§ **Document**
>>>
The tweet is phrased like a smackdown, but since what he’s saying doesn’t make much sense, it provokes confusion, not laughter. He lights the fuse, but the powder is wet. Meanwhile, check out his pandering opinions4u about #feminism.
#FEDORAS #DOUCHEBROS #SOLIDARITY #AMIRITELADIES #BEYONCE #JUSTCLICKTHERETWEETBUTTONPLEASE
As noted, he is a big fan of science…or is he? I sometimes wonder about these “SCIENCE IS FUCKING AWESOME” people. Do they really care that much? Or is it just a badge of identity, like how skinheads wear Doc Martens? Is their professed love of science just a way of feeling special and erudite and above all the other jackoffs regurgitating “rebellious” opinions online that are actually not very rebellious at all? Not that Luke McKinney would feel the need to do anything of the sort.
On the positive side, reading his twitter keeps you a safe OH&S-regulated distance from his articles…and his Oscar Wilde worthy prose…
Research lets you turn your soul into a fascination engine, consuming the output of human intelligence, living and breathing the very pinnacle of human progress. Then reaching out to push it a little bit further.
It lets you “breathe” the “pinnacle” of something, does it? I hope science is FUCKING AWESOME enough to drop a space rock on your head, fag.
<<<
§ **What to work on**
1/ Write out the passage of the commentary that opens with the words containing "On the positive" and closes with "little bit further.".
2/ List every hashtag that appears in the commentary.
3/ According to the commentary, what do skinheads wear as a badge of identity?
The data that comes next is separate material and has no connection to the commentary.

§ **Provided information**
>>>
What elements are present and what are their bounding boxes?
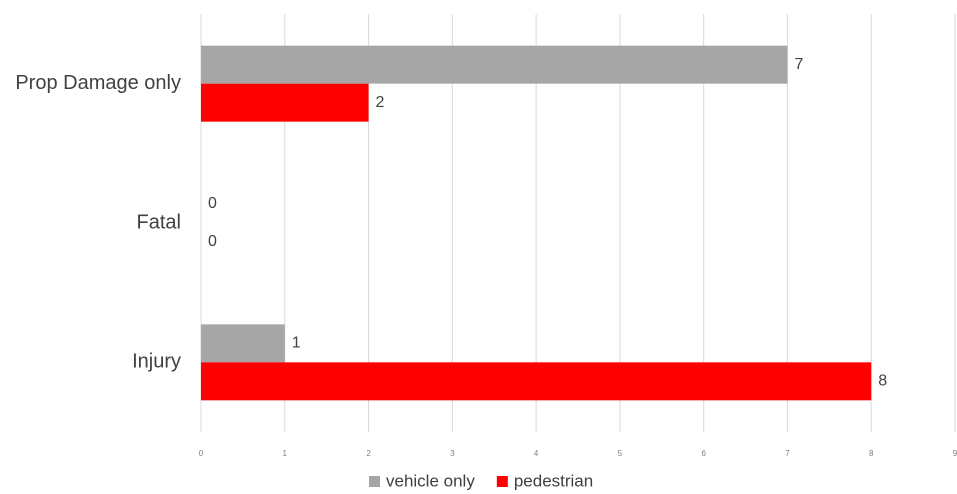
x-tick-label: 0 xyxy=(199,449,204,458)
bar-pedestrian-injury xyxy=(201,362,872,401)
category-label: Prop Damage only xyxy=(15,72,181,94)
legend-swatch-vehicle-only xyxy=(369,476,380,487)
legend-label: vehicle only xyxy=(386,471,475,490)
bar-vehicle-only-prop-damage-only xyxy=(201,45,788,84)
x-tick-label: 6 xyxy=(701,449,706,458)
data-labels: 7 2 0 0 1 8 xyxy=(208,56,887,390)
data-label: 7 xyxy=(794,56,803,73)
x-tick-label: 1 xyxy=(283,449,288,458)
data-label: 0 xyxy=(208,195,217,212)
category-label: Fatal xyxy=(137,211,181,233)
x-tick-label: 2 xyxy=(366,449,371,458)
x-tick-label: 8 xyxy=(869,449,874,458)
x-tick-label: 5 xyxy=(618,449,623,458)
bar-pedestrian-prop-damage-only xyxy=(201,83,369,122)
x-tick-label: 4 xyxy=(534,449,539,458)
data-label: 0 xyxy=(208,233,217,250)
category-label: Injury xyxy=(132,351,181,373)
legend: vehicle only pedestrian xyxy=(369,471,593,490)
legend-swatch-pedestrian xyxy=(496,476,508,487)
x-tick-label: 3 xyxy=(450,449,455,458)
category-axis-labels: Prop Damage only Fatal Injury xyxy=(15,72,181,373)
x-tick-label: 7 xyxy=(785,449,790,458)
bar-vehicle-only-injury xyxy=(201,324,285,363)
x-tick-label: 9 xyxy=(953,449,957,458)
bars xyxy=(201,45,872,401)
data-label: 1 xyxy=(292,335,301,352)
data-label: 2 xyxy=(376,94,385,111)
legend-label: pedestrian xyxy=(514,471,593,490)
value-axis-ticks: 0 1 2 3 4 5 6 7 8 9 xyxy=(199,449,957,458)
data-label: 8 xyxy=(878,373,887,390)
<<<
§ **Problem solutions**
1/
On the positive side, reading his twitter keeps you a safe OH&S-regulated distance from his articles…and his Oscar Wilde worthy prose…
Research lets you turn your soul into a fascination engine, consuming the output of human intelligence, living and breathing the very pinnacle of human progress. Then reaching out to push it a little bit further.

2/ #feminism, #FEDORAS, #DOUCHEBROS, #SOLIDARITY, #AMIRITELADIES, #BEYONCE, #JUSTCLICKTHERETWEETBUTTONPLEASE

3/ Doc Martens.